▸ PROVIDED TEXT:
🎓 Prepared by students from Boğaziçi University

What Are Redox Reactions?

Redox (reduction-oxidation) reactions involve the transfer of electrons between species. An element's oxidation number changes when it loses or gains electrons. Understanding oxidation numbers and the half-reaction method is essential for balancing complex redox equations.

Short answer

Oxidation is loss of electrons (increase in oxidation number); reduction is gain of electrons (decrease in oxidation number). In redox reactions, the reducing agent is oxidized and the oxidizing agent is reduced. The half-reaction method separates oxidation and reduction steps, balancing atoms and then electrons.

Half-Reaction Method for Balancing Redox
  1. 1
    Step 1: Assign oxidation numbers
    Determine oxidation state of each element before and after reaction.
  2. 2
    Step 2: Write half-reactions
    Separate into oxidation (lose e⁻) and reduction (gain e⁻) half-reactions.
  3. 3
    Step 3: Balance atoms
    Balance all atoms except O and H, then add H₂O or H⁺ to balance O and H.

▸ STATED EXERCISE: Copy out the redox reactions text word for word, from start to finish.

▸ GIVEN RECORDS:
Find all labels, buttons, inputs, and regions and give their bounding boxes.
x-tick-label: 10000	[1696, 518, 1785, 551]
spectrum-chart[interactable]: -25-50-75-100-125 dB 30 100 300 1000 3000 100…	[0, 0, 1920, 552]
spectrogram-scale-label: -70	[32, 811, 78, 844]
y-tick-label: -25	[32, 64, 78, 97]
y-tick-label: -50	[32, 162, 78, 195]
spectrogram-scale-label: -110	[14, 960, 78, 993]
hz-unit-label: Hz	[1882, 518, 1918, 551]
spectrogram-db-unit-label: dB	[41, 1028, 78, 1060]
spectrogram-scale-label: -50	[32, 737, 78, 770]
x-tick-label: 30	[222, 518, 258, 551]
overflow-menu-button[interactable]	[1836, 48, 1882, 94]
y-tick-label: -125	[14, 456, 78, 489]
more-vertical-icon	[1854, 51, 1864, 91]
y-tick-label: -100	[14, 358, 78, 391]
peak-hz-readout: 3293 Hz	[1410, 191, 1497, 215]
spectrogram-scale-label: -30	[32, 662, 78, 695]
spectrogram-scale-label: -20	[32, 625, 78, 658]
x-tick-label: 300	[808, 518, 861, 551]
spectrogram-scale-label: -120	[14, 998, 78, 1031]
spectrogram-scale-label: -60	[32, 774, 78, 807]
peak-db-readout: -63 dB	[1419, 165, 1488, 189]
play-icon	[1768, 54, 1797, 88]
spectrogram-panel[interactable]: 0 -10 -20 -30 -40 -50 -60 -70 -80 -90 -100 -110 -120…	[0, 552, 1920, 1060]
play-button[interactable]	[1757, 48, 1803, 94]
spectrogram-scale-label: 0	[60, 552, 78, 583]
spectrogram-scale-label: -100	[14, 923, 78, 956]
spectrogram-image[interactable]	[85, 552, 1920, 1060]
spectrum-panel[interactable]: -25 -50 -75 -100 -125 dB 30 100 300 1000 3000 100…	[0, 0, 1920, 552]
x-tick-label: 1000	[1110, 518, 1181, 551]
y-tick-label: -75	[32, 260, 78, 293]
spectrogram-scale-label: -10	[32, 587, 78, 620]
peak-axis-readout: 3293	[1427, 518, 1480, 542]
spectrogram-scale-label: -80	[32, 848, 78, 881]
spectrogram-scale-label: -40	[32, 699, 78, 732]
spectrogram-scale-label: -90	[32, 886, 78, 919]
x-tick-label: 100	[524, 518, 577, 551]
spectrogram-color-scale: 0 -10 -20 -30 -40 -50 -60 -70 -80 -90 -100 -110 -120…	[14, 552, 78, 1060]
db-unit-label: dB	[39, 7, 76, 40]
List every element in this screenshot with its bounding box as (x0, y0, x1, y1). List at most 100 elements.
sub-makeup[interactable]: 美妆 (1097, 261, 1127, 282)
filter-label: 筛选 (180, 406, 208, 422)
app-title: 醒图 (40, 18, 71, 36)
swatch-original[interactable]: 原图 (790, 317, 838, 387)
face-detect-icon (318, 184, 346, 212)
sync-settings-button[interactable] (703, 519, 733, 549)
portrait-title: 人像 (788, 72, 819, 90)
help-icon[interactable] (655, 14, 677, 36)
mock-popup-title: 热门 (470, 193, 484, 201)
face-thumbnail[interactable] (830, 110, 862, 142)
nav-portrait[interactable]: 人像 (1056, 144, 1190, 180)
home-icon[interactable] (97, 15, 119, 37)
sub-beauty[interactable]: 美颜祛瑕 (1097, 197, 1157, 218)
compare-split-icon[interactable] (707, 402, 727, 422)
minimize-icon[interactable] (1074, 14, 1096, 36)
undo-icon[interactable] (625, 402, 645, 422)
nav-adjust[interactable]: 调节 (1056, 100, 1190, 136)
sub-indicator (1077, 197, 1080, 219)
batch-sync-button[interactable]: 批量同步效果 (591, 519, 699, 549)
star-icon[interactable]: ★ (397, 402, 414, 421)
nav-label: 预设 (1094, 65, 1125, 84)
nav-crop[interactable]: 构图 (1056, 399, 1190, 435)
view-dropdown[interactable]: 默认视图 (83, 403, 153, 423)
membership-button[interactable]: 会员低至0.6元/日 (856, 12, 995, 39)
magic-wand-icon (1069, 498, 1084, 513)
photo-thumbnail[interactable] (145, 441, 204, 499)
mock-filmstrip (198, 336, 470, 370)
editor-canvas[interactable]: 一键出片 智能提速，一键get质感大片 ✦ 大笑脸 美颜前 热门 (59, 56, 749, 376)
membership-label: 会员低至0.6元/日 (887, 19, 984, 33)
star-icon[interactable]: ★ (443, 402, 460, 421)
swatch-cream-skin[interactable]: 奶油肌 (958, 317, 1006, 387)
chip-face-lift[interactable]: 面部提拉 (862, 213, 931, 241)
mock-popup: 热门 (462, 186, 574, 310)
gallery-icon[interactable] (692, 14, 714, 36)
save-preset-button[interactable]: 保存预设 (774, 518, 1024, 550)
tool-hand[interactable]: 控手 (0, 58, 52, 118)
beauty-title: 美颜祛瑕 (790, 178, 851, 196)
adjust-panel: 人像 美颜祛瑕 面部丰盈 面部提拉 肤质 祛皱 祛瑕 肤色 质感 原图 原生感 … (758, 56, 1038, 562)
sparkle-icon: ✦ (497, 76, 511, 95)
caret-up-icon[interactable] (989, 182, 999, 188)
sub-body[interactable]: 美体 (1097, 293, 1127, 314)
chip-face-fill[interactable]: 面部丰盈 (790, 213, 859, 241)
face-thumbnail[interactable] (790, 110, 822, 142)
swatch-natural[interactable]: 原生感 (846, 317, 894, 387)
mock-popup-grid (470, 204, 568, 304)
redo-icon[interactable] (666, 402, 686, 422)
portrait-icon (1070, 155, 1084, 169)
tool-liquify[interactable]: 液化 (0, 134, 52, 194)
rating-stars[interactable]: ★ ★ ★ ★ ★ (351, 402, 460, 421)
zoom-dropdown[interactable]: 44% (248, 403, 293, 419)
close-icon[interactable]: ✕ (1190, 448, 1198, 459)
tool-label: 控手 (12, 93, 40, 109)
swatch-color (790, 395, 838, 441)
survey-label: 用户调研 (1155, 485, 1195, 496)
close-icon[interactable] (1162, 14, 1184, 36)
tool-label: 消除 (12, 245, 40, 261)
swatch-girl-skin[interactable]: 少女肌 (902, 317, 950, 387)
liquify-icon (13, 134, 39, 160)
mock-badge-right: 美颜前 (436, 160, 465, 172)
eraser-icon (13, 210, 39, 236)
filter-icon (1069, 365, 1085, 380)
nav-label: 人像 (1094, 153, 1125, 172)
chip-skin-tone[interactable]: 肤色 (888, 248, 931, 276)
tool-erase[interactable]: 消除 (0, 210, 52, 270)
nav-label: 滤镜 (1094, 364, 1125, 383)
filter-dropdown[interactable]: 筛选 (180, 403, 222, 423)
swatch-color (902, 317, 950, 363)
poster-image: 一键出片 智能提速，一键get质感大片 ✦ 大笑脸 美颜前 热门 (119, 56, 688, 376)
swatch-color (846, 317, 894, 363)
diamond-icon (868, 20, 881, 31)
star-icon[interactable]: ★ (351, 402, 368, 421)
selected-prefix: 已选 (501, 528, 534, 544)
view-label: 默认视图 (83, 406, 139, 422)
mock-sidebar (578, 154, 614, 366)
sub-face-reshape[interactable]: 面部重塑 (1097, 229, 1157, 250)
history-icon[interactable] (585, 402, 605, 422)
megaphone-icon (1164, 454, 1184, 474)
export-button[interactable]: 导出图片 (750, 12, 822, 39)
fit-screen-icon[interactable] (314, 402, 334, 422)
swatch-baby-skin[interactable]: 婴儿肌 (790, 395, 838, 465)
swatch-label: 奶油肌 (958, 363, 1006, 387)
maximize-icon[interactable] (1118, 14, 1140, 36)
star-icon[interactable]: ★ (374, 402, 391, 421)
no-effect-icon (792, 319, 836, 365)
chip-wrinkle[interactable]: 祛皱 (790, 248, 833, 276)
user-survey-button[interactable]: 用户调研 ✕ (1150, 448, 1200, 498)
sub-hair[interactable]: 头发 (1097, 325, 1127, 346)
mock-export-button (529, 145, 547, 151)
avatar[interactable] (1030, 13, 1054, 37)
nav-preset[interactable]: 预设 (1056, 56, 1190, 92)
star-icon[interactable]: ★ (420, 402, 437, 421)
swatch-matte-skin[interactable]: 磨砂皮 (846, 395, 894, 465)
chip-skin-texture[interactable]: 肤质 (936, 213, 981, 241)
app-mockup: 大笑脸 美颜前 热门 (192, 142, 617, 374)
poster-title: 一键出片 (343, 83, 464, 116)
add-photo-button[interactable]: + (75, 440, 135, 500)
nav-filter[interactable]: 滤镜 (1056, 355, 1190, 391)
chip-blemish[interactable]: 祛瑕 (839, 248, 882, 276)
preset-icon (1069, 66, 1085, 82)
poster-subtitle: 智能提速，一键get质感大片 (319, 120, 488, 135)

▸ FINISHED ANSWER:
🎓 Prepared by students from Boğaziçi University

What Are Redox Reactions?

Redox (reduction-oxidation) reactions involve the transfer of electrons between species. An element's oxidation number changes when it loses or gains electrons. Understanding oxidation numbers and the half-reaction method is essential for balancing complex redox equations.

Short answer

Oxidation is loss of electrons (increase in oxidation number); reduction is gain of electrons (decrease in oxidation number). In redox reactions, the reducing agent is oxidized and the oxidizing agent is reduced. The half-reaction method separates oxidation and reduction steps, balancing atoms and then electrons.

Half-Reaction Method for Balancing Redox
  1. 1
    Step 1: Assign oxidation numbers
    Determine oxidation state of each element before and after reaction.
  2. 2
    Step 2: Write half-reactions
    Separate into oxidation (lose e⁻) and reduction (gain e⁻) half-reactions.
  3. 3
    Step 3: Balance atoms
    Balance all atoms except O and H, then add H₂O or H⁺ to balance O and H.